**AIM OF THE TASK**
From the entries below, please gather each line containing the string "Правительства".

**DATA RECORDS**
------------------------
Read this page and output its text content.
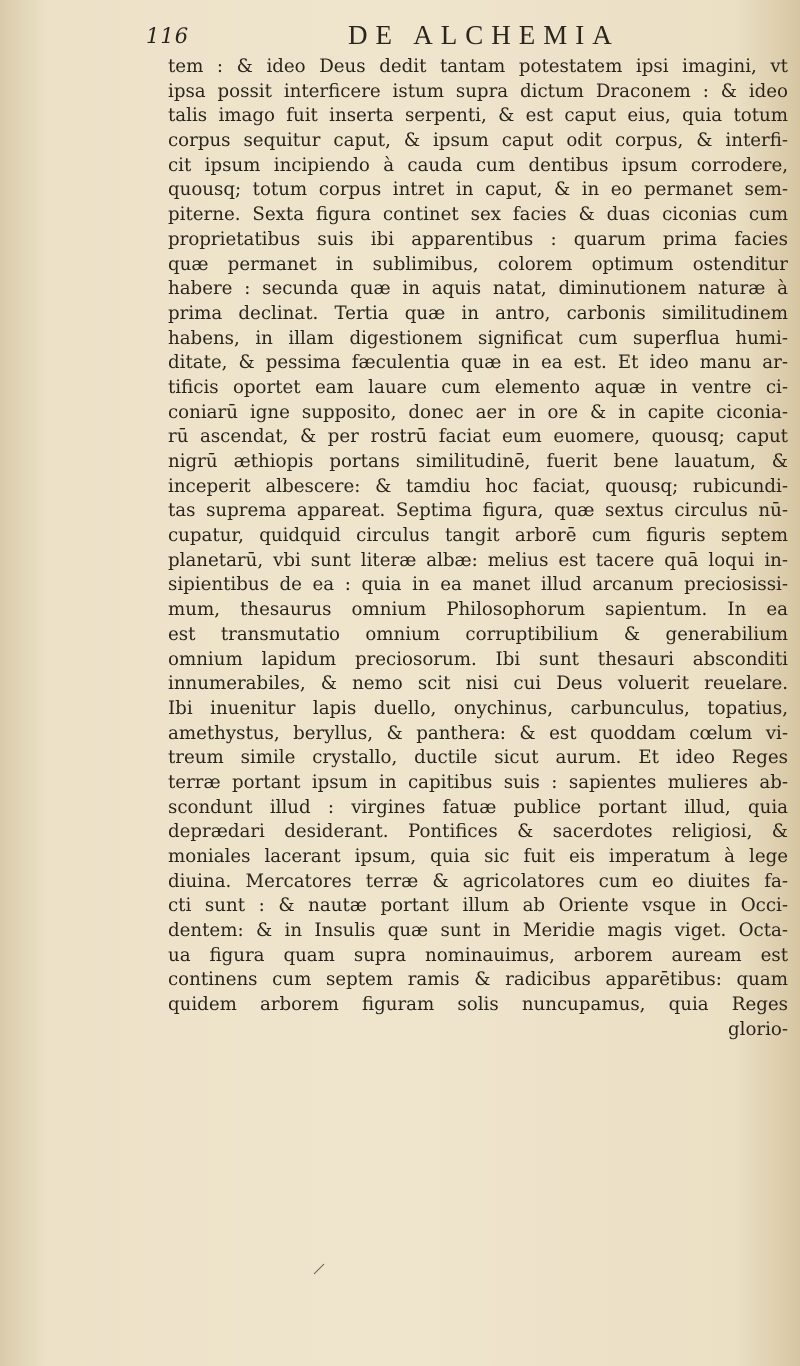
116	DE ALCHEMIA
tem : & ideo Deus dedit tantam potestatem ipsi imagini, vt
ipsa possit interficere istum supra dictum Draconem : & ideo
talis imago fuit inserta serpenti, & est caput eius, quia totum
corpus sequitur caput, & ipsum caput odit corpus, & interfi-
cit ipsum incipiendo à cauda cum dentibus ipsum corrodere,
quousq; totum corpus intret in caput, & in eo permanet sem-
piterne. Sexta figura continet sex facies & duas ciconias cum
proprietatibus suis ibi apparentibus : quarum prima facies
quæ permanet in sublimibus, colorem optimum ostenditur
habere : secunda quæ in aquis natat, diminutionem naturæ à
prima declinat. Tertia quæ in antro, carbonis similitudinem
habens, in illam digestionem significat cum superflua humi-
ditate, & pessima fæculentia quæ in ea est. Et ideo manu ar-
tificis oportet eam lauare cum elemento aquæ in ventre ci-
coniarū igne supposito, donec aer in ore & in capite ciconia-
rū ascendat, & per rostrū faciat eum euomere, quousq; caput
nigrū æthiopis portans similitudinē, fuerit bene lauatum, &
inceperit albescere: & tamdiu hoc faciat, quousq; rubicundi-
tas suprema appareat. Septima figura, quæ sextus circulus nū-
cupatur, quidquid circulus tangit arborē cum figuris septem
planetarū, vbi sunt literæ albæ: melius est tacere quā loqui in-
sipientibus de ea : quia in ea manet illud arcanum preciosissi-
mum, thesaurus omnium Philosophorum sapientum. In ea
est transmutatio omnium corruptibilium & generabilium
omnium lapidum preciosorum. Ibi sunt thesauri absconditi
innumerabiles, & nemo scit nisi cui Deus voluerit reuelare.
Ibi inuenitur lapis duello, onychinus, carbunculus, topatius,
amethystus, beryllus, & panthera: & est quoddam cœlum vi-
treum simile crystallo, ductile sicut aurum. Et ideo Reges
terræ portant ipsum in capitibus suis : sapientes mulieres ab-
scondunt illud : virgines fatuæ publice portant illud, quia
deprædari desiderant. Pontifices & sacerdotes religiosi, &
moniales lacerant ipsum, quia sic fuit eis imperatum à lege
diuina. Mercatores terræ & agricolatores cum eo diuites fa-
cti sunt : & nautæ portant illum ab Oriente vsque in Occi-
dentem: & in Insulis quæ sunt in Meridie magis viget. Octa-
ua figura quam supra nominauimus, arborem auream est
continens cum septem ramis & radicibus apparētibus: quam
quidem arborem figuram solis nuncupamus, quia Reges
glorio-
------------------------
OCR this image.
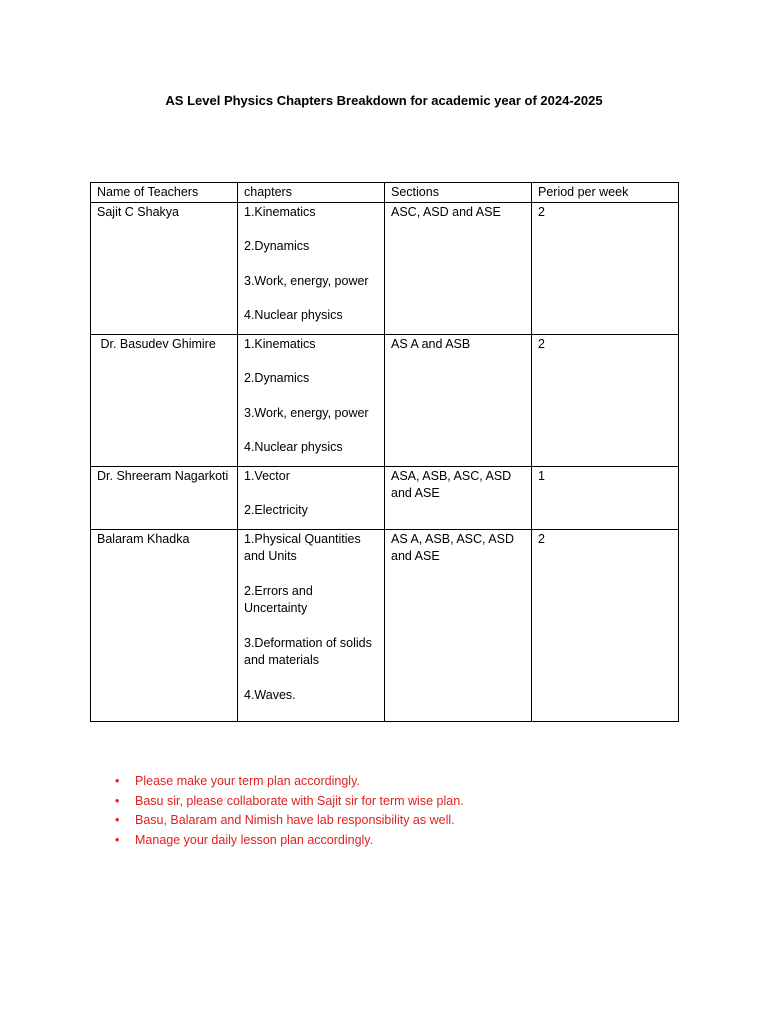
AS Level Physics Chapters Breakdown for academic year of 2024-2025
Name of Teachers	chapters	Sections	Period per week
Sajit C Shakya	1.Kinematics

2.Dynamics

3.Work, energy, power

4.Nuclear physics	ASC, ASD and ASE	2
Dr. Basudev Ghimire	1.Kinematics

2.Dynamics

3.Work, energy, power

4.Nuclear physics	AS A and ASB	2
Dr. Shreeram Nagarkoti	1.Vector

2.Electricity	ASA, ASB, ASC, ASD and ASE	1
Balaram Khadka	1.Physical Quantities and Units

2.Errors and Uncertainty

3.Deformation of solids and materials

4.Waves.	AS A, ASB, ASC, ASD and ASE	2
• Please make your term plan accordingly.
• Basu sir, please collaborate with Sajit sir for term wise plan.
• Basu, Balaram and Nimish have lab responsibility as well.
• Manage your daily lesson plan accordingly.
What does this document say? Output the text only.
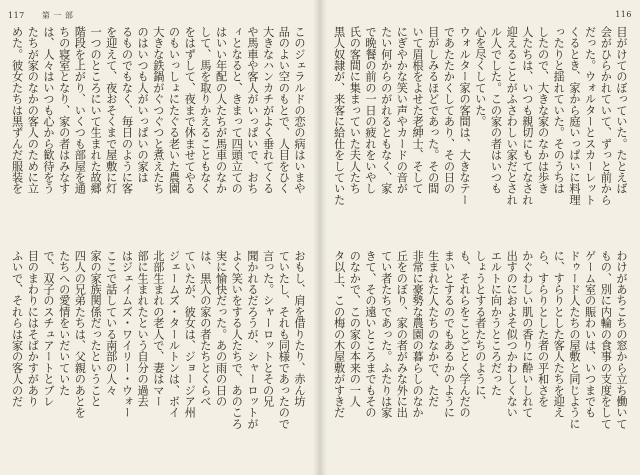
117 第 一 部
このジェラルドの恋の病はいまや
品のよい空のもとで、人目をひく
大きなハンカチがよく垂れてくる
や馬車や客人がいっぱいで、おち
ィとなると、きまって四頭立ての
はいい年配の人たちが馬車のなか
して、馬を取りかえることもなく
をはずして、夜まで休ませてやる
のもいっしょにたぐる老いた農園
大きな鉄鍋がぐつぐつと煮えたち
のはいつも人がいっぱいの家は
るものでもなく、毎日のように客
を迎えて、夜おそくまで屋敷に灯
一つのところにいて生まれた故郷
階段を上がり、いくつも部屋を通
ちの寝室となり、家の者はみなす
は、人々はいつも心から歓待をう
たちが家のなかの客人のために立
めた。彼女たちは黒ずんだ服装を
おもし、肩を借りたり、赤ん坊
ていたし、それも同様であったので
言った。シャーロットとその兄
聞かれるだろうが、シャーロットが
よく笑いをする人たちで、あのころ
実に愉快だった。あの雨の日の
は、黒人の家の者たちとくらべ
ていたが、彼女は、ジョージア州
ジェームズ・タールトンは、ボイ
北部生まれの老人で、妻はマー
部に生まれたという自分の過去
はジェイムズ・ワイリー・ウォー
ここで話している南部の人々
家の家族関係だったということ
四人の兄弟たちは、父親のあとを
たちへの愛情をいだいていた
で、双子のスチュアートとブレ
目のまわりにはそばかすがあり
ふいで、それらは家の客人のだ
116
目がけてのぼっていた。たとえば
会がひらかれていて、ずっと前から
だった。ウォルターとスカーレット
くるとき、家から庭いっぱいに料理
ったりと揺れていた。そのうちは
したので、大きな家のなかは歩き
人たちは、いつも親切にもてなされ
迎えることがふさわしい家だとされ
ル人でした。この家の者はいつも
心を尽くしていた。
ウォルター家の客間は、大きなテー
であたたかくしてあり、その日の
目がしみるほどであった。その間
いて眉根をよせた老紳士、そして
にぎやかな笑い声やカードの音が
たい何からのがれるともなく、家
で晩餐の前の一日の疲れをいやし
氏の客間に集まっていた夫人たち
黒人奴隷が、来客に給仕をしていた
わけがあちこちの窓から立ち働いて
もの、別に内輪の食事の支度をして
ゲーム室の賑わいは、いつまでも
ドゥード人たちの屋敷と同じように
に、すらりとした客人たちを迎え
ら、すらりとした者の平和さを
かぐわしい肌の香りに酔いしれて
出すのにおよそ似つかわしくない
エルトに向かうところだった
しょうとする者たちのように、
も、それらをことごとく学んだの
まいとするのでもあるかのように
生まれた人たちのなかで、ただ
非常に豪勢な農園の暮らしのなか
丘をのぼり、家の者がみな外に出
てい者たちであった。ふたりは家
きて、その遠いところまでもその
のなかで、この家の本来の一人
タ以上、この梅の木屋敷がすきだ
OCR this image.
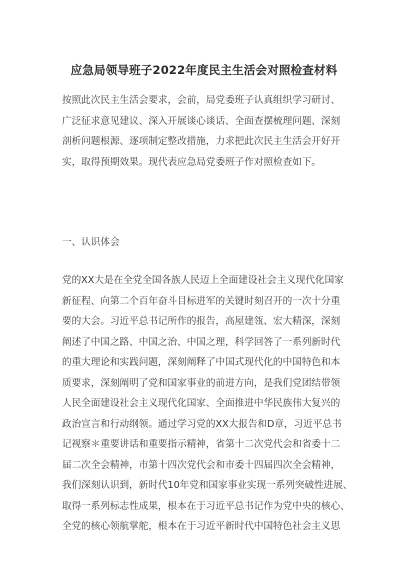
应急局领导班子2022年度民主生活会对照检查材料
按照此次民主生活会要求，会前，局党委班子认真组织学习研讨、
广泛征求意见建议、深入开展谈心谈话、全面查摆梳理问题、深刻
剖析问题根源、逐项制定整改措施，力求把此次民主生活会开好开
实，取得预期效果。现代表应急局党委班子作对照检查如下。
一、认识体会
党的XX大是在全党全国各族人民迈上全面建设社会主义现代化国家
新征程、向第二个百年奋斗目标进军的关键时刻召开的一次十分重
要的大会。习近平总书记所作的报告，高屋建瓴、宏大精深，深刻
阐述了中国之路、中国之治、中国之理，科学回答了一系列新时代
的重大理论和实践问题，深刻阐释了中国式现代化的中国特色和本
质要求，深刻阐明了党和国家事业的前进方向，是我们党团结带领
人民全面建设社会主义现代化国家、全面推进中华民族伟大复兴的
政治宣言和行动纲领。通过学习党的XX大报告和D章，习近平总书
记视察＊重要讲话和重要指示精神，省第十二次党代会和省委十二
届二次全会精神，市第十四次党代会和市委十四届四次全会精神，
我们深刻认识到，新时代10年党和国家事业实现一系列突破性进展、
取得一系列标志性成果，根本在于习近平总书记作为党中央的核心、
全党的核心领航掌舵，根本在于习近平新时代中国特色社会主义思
------------------------
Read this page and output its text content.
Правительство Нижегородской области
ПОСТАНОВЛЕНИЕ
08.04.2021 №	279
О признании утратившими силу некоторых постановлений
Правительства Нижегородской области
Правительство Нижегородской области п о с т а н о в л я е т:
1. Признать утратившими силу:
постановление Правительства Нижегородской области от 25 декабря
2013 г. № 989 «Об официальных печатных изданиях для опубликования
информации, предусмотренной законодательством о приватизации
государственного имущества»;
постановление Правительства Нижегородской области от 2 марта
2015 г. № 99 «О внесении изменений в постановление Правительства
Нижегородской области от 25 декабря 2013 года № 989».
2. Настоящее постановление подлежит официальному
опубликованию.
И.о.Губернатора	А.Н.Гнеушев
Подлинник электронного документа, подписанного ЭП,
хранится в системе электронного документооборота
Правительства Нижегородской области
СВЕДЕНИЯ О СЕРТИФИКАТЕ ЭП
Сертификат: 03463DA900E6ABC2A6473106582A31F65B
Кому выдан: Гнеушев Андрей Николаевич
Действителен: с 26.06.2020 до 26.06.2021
------------------------
**ANSWER TO THIS EXERCISE**
Правительства Нижегородской области
постановление Правительства Нижегородской области от 25 декабря
постановление Правительства Нижегородской области от 2 марта
2015 г. № 99 «О внесении изменений в постановление Правительства
Правительства Нижегородской области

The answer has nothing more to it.